__Dataset items__.

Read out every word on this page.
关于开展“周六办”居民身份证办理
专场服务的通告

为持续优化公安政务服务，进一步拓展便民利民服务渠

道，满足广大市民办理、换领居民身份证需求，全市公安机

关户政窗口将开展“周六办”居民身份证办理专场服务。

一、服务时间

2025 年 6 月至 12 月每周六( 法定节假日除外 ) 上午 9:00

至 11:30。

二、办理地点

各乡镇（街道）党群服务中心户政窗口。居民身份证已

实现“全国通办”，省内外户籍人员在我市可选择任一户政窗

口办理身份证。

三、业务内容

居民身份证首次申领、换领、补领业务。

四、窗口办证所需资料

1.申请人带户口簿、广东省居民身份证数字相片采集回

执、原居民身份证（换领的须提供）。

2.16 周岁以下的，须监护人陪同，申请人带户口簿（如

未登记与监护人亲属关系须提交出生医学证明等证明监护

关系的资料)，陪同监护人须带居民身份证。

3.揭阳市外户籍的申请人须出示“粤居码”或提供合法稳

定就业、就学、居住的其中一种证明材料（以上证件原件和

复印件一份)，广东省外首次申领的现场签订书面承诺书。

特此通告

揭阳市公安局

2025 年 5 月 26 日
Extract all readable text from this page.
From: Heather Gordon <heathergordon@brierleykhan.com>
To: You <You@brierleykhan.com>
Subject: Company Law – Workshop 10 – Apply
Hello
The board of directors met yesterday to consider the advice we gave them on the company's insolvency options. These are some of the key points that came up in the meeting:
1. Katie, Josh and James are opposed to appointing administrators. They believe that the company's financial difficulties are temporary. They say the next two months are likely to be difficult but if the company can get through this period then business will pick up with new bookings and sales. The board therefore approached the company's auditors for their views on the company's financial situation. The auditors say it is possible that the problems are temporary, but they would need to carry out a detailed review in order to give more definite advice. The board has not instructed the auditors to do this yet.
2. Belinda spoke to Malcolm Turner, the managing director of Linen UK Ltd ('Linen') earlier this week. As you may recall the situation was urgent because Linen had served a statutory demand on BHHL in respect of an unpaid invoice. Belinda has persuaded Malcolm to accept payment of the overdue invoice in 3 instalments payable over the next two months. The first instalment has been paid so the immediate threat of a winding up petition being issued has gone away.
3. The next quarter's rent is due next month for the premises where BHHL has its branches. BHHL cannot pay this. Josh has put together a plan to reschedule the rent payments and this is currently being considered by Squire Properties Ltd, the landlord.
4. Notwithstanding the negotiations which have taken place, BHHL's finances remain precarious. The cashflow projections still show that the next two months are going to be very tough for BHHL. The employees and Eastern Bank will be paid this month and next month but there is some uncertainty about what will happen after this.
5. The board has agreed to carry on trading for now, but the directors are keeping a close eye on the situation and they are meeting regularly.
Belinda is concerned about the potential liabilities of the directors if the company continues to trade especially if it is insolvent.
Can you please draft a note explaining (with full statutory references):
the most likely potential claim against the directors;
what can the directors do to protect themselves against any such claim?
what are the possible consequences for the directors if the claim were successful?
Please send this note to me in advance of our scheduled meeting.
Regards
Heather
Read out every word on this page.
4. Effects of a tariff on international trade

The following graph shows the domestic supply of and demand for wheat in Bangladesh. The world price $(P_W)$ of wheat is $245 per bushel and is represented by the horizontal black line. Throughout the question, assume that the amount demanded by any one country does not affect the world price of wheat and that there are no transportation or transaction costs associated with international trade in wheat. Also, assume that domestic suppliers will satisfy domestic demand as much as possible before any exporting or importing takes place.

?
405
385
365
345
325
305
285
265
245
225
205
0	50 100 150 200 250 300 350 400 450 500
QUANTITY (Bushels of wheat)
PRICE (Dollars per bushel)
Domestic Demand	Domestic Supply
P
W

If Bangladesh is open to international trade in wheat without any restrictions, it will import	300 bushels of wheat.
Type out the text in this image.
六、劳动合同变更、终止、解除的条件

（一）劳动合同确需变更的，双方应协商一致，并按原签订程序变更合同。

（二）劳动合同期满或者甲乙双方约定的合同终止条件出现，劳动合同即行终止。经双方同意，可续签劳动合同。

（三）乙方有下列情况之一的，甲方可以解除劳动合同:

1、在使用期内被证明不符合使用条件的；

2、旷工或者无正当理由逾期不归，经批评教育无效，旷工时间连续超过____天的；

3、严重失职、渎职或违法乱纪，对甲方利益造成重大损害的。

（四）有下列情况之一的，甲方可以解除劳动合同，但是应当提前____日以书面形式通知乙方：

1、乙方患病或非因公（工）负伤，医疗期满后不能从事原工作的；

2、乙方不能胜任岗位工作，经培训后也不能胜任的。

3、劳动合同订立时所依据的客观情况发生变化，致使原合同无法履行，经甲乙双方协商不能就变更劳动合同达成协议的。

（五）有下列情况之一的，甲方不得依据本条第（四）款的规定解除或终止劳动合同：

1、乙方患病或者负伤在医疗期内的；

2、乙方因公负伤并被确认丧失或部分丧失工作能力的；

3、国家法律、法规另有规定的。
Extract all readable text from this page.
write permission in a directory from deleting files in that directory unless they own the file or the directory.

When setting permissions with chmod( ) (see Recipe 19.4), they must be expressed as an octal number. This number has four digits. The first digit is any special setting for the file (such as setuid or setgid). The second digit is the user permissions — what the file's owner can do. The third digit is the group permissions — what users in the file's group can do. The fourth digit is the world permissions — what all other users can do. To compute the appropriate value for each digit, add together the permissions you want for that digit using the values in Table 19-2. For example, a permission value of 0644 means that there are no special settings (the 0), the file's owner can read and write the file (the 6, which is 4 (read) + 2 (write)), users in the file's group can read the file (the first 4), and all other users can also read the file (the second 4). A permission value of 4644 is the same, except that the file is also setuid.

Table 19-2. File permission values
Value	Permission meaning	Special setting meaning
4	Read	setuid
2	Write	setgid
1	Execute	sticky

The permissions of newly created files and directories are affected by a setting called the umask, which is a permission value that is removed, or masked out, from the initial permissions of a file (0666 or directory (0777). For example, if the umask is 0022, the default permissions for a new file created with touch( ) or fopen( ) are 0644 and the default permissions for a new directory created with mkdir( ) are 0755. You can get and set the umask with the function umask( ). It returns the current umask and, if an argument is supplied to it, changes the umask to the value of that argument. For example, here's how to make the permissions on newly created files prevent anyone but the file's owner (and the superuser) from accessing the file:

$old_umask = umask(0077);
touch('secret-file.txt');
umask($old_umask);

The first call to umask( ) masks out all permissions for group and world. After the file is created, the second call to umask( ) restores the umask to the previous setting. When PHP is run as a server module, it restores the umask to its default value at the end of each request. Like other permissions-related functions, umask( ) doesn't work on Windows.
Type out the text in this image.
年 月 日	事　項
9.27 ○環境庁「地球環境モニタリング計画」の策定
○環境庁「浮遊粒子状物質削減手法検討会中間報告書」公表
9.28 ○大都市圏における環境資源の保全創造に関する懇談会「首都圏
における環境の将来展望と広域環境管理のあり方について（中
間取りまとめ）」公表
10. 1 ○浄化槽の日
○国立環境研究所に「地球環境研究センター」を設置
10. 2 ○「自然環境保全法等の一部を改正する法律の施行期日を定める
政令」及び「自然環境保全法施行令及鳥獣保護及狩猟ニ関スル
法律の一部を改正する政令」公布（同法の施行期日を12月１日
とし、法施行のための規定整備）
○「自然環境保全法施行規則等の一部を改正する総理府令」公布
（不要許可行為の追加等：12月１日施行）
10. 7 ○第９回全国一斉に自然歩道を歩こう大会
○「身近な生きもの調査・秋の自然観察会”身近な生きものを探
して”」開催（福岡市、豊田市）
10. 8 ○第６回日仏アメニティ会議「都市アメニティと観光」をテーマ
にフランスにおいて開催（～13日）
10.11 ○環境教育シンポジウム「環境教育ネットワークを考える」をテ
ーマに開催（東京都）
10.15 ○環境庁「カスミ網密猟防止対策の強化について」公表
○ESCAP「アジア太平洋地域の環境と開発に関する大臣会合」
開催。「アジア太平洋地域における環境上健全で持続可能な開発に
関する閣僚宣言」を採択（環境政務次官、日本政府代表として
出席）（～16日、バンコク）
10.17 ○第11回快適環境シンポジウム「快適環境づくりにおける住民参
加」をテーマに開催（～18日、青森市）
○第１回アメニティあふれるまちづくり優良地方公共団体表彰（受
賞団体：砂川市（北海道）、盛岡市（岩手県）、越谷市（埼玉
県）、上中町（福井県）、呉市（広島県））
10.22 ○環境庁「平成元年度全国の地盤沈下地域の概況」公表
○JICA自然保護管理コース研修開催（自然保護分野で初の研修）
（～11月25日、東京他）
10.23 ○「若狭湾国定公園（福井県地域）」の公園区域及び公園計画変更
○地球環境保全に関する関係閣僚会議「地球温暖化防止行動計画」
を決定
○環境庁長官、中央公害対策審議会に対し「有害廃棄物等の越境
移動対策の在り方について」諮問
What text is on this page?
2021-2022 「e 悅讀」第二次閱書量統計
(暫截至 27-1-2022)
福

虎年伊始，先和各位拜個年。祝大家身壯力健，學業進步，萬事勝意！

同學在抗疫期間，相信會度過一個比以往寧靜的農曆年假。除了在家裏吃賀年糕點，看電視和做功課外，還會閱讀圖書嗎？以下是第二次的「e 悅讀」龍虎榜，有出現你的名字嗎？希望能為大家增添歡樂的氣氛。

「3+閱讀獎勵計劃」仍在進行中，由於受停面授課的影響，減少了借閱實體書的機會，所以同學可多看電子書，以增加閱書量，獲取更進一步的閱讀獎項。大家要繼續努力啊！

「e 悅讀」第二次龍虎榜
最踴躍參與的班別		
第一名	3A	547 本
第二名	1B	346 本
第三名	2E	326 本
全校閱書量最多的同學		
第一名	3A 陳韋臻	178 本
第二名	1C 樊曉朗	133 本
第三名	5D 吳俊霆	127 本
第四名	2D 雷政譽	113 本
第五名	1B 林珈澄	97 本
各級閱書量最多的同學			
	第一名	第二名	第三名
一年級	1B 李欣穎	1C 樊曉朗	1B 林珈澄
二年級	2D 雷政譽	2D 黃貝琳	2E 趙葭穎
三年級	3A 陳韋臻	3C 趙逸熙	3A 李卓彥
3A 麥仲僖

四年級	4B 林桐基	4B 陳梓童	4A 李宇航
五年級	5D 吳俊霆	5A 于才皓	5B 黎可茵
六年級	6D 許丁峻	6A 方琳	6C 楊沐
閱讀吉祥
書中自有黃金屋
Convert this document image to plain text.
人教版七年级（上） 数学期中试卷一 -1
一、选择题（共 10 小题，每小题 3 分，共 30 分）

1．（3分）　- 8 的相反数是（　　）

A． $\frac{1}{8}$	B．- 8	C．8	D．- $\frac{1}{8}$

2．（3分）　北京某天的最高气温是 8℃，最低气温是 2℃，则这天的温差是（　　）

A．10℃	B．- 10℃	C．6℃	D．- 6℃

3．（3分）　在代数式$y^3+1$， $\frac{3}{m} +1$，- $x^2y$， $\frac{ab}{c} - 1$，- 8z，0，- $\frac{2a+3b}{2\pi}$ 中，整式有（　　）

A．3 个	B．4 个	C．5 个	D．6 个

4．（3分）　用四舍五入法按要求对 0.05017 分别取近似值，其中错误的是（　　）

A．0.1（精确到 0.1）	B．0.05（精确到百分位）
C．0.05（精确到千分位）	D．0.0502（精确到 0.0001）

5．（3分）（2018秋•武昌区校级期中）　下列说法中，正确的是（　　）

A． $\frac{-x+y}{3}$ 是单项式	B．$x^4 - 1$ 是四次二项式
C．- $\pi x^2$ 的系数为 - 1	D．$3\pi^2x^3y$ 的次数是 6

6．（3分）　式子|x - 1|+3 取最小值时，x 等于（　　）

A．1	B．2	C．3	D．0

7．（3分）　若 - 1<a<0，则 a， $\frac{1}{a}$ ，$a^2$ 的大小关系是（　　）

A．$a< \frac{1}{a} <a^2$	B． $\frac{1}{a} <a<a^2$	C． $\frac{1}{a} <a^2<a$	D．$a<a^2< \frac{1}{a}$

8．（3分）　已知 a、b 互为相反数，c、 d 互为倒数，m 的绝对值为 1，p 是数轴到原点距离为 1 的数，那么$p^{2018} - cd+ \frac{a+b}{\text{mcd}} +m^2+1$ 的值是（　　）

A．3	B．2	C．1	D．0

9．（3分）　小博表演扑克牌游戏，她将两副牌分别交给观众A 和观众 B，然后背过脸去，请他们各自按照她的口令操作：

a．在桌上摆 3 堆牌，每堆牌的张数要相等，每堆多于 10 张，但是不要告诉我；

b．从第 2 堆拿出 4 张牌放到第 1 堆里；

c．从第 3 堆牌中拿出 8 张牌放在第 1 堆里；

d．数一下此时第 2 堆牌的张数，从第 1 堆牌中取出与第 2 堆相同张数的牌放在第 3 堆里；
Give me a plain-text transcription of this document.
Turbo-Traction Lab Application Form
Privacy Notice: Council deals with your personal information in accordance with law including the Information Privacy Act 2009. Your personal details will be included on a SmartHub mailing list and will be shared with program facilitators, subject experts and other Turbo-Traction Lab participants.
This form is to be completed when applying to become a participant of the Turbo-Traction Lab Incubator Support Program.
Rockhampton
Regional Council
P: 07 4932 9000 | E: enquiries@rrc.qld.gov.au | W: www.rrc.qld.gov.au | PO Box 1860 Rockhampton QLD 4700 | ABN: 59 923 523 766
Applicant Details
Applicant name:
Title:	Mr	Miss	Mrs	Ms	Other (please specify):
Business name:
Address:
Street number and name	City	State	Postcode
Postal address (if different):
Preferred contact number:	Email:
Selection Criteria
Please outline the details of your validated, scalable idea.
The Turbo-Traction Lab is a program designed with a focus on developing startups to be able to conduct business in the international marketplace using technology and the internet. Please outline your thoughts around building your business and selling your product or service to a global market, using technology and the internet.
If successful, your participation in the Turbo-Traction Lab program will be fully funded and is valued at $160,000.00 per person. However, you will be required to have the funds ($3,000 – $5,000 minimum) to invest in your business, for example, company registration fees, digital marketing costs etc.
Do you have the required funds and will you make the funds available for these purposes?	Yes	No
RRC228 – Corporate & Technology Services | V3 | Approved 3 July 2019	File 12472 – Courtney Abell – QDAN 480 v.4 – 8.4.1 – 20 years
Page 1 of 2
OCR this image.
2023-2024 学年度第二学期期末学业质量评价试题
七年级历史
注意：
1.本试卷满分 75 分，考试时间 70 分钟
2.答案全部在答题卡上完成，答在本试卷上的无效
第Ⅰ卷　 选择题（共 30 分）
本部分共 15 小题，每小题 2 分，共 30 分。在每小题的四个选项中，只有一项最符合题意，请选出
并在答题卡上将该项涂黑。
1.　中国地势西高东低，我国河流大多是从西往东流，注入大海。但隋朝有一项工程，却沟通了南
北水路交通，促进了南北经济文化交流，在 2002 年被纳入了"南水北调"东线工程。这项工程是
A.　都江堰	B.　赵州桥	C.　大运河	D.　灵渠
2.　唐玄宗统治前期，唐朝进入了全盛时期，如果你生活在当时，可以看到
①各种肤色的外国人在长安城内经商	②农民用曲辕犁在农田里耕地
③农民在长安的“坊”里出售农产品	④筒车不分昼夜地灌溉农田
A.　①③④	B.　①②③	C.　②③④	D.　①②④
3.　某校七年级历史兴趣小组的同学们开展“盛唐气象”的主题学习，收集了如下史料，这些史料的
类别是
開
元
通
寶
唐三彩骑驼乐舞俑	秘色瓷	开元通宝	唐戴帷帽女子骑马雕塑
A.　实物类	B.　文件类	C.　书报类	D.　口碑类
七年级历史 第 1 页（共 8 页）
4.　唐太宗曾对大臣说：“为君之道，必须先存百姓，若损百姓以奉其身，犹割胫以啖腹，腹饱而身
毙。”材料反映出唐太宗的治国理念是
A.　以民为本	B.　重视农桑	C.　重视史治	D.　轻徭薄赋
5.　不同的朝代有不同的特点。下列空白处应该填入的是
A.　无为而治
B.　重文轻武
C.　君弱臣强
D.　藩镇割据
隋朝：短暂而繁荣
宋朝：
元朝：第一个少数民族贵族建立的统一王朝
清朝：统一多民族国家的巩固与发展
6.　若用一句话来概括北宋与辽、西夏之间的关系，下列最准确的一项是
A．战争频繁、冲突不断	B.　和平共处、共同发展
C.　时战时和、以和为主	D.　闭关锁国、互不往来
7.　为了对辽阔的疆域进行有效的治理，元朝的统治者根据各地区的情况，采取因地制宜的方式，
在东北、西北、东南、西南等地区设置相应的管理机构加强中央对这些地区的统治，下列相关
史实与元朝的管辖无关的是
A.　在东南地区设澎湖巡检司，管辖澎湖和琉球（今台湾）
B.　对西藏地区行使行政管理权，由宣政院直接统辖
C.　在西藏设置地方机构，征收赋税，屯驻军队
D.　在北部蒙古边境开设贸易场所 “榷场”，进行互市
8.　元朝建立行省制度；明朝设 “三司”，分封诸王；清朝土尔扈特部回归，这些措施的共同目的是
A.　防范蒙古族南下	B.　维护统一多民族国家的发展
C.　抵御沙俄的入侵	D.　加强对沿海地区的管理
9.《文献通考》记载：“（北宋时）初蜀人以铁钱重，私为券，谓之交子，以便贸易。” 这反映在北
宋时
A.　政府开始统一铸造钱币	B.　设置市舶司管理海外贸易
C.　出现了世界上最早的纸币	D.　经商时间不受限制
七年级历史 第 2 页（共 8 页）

__TO BE DONE__. Return each line with "carry".

__TASK RESULT__.
1. Katie, Josh and James are opposed to appointing administrators. They believe that the company's financial difficulties are temporary. They say the next two months are likely to be difficult but if the company can get through this period then business will pick up with new bookings and sales. The board therefore approached the company's auditors for their views on the company's financial situation. The auditors say it is possible that the problems are temporary, but they would need to carry out a detailed review in order to give more definite advice. The board has not instructed the auditors to do this yet.
5. The board has agreed to carry on trading for now, but the directors are keeping a close eye on the situation and they are meeting regularly.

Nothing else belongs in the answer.